START Records for this exercise

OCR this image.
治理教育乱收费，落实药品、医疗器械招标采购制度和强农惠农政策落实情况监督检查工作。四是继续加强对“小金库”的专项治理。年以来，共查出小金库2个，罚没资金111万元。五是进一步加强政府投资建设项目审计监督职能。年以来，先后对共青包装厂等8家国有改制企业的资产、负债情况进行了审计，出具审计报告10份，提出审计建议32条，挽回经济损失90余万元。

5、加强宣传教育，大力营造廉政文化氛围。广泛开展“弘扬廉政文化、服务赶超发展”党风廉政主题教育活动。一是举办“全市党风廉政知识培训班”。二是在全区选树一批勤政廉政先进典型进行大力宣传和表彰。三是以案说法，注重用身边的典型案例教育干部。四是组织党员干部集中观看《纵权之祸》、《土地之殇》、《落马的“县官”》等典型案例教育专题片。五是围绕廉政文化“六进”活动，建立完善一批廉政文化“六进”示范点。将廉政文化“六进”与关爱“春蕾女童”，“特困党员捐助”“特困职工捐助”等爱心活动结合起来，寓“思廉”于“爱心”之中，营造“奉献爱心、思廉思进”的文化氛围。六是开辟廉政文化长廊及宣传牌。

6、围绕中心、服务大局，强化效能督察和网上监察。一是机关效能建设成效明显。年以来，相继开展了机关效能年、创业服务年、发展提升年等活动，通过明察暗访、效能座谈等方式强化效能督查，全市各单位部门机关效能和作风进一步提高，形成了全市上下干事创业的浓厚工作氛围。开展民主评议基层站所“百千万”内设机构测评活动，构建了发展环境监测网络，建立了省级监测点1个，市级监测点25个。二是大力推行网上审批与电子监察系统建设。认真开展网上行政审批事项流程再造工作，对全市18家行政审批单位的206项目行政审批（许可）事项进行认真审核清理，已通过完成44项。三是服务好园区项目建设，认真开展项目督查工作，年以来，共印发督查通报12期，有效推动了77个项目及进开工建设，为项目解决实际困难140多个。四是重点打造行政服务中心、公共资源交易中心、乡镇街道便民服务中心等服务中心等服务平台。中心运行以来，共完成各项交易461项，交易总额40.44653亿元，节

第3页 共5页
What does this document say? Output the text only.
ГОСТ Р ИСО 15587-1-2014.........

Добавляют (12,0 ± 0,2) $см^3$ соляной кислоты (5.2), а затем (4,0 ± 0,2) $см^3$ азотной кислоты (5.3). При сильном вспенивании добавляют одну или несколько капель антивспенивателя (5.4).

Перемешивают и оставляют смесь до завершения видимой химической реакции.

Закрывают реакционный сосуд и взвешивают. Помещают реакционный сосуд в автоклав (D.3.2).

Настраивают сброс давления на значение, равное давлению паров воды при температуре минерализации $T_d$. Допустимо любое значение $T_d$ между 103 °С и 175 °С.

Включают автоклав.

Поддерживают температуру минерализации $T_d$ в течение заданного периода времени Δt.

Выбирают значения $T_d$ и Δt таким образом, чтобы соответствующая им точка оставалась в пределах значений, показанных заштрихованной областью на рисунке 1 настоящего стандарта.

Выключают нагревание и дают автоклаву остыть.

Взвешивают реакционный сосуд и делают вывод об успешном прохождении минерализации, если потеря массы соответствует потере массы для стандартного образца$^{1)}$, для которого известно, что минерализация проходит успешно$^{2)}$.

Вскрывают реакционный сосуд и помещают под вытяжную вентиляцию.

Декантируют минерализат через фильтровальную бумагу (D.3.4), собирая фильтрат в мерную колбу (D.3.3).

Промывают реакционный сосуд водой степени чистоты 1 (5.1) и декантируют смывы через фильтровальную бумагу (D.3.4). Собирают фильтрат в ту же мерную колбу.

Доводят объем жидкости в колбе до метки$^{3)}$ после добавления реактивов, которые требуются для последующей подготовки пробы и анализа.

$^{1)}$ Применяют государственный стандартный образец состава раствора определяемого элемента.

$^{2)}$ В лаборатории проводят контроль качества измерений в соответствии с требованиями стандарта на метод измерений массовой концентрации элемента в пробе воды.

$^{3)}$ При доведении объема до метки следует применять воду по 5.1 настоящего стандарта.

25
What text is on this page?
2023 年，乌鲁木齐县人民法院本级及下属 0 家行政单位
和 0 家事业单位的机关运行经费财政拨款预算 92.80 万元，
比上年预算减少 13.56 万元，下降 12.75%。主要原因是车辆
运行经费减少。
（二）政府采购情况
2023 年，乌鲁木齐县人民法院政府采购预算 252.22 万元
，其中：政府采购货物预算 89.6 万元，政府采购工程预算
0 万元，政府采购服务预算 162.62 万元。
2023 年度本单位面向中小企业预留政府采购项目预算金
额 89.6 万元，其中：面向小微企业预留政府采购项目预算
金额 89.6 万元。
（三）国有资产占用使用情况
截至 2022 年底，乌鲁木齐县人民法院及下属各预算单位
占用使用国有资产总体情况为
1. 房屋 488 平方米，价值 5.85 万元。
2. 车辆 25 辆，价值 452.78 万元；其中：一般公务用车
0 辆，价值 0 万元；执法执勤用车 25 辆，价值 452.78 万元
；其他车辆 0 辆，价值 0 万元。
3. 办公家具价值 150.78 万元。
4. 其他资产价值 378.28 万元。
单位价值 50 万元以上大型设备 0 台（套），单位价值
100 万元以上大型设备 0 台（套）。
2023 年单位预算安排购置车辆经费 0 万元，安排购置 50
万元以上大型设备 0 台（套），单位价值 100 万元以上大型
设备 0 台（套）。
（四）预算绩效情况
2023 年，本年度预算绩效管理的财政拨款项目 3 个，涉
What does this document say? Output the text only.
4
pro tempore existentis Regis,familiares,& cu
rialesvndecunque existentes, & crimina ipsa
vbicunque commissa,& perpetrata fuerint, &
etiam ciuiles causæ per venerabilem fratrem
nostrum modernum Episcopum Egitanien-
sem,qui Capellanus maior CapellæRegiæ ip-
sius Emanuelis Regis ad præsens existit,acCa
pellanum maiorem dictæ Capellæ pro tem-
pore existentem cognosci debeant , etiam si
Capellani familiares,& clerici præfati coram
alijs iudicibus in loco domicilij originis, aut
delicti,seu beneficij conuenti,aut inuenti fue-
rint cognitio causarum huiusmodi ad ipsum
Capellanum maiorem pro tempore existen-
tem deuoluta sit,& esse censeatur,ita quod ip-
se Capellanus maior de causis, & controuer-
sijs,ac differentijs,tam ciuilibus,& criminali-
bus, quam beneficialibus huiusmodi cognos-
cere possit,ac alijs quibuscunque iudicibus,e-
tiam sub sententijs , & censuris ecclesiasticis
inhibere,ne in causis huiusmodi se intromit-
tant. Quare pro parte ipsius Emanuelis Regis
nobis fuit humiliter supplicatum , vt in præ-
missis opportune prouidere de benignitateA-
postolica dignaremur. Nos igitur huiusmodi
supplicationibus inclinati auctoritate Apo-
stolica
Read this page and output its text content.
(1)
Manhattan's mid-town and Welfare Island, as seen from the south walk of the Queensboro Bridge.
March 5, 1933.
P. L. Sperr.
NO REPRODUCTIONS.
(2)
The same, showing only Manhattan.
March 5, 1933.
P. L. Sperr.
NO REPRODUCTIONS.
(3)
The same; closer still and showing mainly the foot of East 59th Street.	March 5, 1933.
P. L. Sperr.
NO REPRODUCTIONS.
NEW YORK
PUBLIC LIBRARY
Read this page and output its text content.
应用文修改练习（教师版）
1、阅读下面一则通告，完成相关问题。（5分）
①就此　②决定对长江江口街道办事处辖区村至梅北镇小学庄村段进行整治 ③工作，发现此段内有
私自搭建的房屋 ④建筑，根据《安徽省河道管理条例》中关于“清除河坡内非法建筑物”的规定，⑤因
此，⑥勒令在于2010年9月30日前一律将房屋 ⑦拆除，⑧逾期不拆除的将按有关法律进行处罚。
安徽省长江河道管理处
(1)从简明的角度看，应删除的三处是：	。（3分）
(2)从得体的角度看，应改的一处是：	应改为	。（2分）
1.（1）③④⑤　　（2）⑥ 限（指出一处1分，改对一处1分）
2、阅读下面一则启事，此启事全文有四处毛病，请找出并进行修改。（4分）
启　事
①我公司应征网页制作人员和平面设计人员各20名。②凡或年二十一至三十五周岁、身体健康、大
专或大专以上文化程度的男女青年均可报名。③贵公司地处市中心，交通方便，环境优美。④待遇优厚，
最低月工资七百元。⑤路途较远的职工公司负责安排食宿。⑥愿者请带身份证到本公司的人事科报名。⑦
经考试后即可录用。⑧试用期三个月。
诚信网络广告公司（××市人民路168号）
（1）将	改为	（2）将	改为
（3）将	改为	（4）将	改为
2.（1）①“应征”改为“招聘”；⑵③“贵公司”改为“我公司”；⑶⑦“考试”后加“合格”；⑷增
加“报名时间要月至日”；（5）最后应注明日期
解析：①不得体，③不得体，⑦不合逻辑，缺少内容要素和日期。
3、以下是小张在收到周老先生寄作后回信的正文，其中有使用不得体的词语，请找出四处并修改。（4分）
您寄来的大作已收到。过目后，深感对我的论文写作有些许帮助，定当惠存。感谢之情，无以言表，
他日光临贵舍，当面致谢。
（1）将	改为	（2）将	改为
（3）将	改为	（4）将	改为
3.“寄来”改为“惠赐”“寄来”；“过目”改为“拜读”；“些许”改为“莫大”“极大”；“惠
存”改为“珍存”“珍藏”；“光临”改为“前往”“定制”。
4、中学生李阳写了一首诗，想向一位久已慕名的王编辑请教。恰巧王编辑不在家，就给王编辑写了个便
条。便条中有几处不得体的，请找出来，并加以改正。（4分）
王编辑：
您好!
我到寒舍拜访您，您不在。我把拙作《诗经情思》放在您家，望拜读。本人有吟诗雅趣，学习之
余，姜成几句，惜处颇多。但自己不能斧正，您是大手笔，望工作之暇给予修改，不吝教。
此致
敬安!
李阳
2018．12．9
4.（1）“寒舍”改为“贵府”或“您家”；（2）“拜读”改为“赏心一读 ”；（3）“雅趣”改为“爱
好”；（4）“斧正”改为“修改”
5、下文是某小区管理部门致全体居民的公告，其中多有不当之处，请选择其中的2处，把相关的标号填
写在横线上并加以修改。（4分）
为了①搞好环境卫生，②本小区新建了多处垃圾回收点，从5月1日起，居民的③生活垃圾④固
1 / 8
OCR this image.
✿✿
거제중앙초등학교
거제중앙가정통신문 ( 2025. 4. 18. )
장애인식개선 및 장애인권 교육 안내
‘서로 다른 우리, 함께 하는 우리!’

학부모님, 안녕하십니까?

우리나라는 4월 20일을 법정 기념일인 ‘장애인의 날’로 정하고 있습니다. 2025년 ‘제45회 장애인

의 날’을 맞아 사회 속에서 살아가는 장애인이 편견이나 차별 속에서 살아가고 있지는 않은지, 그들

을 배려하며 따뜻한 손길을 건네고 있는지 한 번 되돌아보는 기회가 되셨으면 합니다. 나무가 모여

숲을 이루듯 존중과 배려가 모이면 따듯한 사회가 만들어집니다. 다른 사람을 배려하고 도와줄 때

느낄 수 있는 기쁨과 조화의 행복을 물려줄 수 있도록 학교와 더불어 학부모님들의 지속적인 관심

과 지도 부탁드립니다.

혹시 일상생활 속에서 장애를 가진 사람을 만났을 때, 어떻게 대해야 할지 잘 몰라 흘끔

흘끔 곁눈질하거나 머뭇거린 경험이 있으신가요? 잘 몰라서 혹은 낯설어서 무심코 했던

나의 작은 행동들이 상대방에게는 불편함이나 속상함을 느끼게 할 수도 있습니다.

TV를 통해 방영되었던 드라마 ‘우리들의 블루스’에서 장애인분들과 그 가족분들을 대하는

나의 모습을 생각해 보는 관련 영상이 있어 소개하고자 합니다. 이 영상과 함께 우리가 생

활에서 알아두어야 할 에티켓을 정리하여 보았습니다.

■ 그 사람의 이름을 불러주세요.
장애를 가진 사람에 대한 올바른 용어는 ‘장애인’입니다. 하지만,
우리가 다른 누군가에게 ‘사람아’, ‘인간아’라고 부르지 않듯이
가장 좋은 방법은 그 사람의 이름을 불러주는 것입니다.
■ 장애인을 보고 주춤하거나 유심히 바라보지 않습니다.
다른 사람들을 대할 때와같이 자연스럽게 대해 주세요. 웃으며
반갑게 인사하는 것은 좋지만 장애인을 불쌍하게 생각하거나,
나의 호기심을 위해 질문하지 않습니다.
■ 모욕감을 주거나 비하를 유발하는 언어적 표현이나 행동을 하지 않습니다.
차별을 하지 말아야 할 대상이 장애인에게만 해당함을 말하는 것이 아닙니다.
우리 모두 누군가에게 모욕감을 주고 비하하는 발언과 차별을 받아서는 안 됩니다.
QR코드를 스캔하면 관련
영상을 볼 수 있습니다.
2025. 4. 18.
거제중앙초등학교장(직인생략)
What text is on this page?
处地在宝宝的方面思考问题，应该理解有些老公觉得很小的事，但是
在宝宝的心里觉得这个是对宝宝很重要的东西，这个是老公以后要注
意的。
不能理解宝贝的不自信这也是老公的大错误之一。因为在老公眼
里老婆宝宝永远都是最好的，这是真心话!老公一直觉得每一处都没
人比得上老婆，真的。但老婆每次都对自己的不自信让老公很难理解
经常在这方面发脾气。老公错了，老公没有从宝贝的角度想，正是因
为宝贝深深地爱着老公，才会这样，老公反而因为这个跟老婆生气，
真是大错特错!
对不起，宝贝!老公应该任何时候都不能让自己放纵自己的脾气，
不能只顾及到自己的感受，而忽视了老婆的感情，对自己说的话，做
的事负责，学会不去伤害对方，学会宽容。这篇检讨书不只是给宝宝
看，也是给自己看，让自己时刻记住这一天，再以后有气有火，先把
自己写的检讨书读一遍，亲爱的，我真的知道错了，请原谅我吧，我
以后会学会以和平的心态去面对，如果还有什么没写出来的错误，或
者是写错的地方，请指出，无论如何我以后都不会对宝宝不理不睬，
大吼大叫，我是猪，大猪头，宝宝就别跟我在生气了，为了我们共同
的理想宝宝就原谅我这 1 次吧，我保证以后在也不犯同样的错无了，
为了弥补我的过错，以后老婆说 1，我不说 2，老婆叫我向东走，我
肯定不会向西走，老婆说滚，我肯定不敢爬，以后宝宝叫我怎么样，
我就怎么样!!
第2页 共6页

END Records for this exercise

▸ Problem:
Above are the records; copy every line in them that holds the word "showing".

▸ Result of the exercise:
The same, showing only Manhattan.
The same; closer still and showing mainly the foot of East 59th Street.	March 5, 1933.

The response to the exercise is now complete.